-- Directions --
Reproduce the data without any change, starting with the line that contains "Patent image size: (714, 1048)." and going on through the line that contains "The computer system 400 is at (370, 258).".

### Data for this exercise ###

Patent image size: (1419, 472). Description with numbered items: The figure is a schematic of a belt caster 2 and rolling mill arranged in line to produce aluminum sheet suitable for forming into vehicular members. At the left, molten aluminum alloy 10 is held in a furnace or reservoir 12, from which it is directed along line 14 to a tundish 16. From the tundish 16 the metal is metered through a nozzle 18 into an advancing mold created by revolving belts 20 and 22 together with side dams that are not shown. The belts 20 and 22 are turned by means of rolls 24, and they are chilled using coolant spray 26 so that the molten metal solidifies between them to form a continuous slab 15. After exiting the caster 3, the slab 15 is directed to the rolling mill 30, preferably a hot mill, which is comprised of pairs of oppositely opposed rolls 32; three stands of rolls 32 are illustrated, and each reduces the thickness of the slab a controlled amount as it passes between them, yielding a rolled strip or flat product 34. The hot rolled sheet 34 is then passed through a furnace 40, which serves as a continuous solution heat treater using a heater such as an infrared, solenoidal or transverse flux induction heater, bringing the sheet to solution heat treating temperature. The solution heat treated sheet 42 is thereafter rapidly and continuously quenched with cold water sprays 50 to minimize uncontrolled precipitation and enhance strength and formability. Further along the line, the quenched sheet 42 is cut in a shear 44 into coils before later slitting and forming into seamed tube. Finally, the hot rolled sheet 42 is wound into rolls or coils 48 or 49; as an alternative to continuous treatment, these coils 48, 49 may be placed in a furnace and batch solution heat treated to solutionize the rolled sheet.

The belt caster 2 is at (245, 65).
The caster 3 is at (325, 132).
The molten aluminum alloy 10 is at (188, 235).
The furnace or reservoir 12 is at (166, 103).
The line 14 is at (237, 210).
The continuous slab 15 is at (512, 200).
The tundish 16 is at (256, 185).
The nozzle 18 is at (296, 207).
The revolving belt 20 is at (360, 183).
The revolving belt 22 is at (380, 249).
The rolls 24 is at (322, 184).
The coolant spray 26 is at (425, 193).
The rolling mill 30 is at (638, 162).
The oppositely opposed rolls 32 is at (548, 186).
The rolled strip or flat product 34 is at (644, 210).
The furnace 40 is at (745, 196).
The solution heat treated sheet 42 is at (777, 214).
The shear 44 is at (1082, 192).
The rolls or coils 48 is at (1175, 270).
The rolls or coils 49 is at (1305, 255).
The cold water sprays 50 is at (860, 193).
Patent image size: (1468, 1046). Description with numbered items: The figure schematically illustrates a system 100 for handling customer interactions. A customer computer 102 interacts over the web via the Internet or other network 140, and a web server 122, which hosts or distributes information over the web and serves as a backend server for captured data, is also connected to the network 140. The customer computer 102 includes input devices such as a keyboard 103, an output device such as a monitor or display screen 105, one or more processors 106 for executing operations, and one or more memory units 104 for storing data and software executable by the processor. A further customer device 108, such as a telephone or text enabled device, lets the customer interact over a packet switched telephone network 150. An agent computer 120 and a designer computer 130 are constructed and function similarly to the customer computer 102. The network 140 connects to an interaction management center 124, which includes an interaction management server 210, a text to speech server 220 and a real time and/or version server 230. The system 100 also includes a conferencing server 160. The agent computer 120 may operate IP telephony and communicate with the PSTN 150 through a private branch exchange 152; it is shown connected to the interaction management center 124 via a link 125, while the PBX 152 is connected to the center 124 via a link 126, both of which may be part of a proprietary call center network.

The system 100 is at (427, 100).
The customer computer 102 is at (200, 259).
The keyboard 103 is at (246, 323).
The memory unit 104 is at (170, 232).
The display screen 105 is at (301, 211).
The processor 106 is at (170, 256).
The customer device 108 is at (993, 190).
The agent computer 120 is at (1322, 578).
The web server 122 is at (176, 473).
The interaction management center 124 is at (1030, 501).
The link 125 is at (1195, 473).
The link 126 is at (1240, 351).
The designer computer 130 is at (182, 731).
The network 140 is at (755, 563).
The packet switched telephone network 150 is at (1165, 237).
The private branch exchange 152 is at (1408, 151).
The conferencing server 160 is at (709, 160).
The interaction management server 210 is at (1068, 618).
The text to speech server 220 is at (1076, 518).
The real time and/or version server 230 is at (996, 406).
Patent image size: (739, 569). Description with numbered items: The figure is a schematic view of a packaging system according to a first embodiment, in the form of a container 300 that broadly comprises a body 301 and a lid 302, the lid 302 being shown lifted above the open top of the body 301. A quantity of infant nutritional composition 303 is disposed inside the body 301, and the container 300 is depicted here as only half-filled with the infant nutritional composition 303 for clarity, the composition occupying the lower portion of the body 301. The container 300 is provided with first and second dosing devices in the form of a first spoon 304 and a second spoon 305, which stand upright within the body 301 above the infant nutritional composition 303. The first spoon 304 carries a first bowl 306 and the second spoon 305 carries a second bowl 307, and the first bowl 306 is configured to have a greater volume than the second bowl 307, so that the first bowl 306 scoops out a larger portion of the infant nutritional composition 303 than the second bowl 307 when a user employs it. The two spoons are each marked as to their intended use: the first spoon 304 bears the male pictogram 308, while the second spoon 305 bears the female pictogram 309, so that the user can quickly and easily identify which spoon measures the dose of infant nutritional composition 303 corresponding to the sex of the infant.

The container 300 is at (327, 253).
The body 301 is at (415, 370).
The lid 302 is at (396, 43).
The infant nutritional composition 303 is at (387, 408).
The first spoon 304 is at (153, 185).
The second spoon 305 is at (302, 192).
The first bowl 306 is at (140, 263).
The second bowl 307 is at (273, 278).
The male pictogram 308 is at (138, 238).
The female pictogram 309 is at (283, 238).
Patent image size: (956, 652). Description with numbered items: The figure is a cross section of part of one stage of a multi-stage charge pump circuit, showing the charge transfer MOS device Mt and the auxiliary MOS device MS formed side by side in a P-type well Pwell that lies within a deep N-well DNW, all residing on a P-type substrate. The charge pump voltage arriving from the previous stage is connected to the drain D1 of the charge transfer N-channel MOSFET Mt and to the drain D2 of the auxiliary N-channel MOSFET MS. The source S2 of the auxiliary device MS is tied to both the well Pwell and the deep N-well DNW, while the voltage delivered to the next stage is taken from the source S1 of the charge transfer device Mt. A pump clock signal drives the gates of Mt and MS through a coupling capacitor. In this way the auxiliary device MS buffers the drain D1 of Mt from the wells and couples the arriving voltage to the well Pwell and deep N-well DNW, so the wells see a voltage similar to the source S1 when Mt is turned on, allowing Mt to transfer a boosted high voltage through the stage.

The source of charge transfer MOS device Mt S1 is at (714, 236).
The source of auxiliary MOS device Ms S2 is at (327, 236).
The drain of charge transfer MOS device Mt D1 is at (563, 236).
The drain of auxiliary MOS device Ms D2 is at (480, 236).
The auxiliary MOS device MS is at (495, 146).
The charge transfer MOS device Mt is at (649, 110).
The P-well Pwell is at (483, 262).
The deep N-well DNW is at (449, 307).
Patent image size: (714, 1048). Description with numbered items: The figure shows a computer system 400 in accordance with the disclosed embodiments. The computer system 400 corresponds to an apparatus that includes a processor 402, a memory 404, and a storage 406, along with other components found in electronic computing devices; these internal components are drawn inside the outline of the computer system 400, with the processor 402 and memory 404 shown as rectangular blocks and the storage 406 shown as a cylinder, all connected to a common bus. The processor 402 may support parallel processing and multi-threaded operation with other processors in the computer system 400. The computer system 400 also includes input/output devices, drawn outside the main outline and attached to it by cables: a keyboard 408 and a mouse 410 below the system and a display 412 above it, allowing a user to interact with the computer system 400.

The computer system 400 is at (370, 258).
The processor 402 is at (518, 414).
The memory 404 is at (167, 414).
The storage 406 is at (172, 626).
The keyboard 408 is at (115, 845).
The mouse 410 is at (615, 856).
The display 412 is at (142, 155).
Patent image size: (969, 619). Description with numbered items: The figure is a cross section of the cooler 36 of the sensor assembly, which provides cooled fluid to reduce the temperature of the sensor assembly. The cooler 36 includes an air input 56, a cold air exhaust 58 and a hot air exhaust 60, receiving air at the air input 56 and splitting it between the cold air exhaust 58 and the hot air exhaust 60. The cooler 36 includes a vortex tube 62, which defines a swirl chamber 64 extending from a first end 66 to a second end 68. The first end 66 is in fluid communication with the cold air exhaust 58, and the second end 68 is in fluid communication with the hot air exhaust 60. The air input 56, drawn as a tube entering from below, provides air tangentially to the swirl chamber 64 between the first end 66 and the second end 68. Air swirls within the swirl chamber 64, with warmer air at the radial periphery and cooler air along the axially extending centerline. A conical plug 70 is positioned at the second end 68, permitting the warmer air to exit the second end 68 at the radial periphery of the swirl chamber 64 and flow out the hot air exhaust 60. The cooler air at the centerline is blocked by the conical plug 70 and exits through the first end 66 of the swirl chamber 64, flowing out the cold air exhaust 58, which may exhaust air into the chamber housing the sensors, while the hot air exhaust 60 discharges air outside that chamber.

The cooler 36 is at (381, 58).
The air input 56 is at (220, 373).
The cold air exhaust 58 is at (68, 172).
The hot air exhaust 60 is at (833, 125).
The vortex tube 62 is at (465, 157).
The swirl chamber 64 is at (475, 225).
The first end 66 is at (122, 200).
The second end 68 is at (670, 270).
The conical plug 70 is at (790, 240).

###

-- Task answer --
Patent image size: (714, 1048). Description with numbered items: The figure shows a computer system 400 in accordance with the disclosed embodiments. The computer system 400 corresponds to an apparatus that includes a processor 402, a memory 404, and a storage 406, along with other components found in electronic computing devices; these internal components are drawn inside the outline of the computer system 400, with the processor 402 and memory 404 shown as rectangular blocks and the storage 406 shown as a cylinder, all connected to a common bus. The processor 402 may support parallel processing and multi-threaded operation with other processors in the computer system 400. The computer system 400 also includes input/output devices, drawn outside the main outline and attached to it by cables: a keyboard 408 and a mouse 410 below the system and a display 412 above it, allowing a user to interact with the computer system 400.

The computer system 400 is at (370, 258).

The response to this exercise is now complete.